**DIRECTIVE:** Filter the entries below, keeping only lines with the word "xlabel".

* Begin STORED ROWS *

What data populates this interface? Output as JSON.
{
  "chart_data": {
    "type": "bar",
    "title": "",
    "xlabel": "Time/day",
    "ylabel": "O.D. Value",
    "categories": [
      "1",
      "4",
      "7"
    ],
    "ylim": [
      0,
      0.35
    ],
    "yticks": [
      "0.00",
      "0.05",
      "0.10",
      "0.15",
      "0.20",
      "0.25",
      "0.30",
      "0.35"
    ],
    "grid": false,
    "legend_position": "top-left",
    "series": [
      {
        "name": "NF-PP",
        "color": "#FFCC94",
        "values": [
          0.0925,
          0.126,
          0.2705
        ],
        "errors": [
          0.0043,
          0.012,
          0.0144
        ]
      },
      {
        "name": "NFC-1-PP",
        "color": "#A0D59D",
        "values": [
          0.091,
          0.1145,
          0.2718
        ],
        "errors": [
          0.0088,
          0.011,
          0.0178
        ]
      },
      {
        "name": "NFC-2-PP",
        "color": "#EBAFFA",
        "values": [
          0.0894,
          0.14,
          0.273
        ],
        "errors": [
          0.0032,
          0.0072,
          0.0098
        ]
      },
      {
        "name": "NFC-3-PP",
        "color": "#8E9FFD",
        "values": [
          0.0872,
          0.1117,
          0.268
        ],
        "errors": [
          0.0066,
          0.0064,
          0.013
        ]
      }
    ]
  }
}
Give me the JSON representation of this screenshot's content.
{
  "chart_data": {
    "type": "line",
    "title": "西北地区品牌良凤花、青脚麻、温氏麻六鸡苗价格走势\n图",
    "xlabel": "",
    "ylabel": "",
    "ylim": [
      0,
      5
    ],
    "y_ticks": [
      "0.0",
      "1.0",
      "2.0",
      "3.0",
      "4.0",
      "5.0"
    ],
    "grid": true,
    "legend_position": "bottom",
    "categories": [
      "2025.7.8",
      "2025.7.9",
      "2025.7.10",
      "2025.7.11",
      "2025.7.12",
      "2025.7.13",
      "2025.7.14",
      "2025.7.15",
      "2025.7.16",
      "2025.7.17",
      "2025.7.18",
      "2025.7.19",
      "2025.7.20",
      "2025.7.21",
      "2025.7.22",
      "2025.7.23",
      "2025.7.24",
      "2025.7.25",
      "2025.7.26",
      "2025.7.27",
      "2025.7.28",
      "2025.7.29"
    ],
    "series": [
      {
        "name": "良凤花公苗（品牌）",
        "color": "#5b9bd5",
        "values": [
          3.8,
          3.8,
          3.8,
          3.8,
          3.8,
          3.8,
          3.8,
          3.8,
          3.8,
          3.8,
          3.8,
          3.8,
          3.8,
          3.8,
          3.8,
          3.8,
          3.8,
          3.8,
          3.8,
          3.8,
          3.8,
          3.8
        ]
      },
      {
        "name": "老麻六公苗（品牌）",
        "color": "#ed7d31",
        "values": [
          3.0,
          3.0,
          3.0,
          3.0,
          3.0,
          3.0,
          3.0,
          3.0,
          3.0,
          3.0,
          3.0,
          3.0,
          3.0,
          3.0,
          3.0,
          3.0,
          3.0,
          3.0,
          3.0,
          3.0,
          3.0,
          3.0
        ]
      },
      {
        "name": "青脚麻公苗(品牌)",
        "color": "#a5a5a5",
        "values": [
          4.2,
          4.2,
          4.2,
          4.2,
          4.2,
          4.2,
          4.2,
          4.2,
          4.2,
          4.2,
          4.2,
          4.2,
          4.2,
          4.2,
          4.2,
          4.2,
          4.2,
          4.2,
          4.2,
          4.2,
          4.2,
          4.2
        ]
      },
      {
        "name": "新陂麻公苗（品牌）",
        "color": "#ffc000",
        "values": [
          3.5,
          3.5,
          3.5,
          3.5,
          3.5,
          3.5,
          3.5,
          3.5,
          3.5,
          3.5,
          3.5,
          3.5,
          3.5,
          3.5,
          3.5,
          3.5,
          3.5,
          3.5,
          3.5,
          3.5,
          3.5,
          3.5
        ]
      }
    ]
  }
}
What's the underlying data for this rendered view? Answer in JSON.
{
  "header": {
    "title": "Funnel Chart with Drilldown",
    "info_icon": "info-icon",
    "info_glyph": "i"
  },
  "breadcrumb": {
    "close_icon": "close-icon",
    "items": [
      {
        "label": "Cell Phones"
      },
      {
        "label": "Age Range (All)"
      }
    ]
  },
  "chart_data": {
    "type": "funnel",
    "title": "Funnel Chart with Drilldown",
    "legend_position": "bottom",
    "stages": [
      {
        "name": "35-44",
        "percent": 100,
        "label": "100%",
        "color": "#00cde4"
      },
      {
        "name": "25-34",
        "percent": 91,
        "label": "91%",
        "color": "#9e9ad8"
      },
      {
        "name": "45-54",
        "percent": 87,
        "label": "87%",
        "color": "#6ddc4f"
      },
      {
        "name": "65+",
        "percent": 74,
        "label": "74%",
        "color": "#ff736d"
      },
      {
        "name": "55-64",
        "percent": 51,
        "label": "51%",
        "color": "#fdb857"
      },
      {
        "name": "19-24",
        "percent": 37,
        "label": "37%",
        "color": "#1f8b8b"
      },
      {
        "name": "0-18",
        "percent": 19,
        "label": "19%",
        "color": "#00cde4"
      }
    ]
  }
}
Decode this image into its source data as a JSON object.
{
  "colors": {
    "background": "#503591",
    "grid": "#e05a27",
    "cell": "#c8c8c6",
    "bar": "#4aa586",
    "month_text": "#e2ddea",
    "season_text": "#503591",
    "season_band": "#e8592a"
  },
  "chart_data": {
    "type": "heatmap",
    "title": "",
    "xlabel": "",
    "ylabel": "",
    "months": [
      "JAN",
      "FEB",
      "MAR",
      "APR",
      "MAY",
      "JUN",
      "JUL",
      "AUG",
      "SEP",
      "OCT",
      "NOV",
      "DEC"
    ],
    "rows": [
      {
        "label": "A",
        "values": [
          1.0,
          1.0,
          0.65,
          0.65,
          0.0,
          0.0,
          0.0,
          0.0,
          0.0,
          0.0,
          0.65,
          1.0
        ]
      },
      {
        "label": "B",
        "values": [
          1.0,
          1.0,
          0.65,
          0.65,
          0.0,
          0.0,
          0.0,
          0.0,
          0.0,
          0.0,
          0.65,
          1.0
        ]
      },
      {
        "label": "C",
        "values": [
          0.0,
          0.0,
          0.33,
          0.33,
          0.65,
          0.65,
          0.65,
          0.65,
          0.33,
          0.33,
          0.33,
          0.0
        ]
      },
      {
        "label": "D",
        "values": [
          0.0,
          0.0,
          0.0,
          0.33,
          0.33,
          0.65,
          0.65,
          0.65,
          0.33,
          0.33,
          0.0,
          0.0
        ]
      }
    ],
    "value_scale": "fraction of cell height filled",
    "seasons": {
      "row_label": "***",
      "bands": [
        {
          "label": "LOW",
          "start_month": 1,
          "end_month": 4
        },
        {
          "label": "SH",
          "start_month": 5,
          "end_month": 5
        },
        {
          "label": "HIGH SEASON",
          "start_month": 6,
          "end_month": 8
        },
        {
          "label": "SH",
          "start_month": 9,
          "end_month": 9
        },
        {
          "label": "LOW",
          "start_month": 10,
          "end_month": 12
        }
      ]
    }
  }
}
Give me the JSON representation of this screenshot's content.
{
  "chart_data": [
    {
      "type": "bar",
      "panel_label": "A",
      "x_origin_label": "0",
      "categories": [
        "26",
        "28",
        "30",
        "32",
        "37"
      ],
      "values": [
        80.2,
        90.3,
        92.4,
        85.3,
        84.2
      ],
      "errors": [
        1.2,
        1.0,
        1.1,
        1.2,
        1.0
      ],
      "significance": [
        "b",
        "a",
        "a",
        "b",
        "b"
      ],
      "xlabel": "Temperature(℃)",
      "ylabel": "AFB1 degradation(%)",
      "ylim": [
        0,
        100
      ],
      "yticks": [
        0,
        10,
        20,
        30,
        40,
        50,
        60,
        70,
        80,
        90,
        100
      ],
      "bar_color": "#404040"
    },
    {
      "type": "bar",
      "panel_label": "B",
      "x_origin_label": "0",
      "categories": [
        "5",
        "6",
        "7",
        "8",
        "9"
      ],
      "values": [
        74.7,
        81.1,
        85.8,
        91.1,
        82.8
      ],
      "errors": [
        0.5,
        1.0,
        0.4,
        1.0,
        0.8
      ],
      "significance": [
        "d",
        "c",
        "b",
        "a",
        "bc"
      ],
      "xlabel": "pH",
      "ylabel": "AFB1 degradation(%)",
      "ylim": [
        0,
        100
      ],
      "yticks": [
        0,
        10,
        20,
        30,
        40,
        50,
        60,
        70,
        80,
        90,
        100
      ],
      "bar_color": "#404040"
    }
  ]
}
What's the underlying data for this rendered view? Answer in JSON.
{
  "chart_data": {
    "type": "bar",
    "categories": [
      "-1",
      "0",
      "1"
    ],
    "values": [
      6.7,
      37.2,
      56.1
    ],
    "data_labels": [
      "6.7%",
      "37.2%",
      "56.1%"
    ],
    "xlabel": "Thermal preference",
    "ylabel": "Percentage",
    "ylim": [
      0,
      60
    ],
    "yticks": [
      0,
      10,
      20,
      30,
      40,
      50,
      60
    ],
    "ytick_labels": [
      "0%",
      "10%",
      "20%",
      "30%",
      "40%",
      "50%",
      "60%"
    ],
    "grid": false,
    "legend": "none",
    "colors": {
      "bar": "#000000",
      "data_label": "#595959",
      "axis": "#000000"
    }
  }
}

* End STORED ROWS *

**OUTPUT OF THE TASK:**
    "xlabel": "Time/day",
    "xlabel": "",
    "xlabel": "",
      "xlabel": "Temperature(℃)",
      "xlabel": "pH",
    "xlabel": "Thermal preference",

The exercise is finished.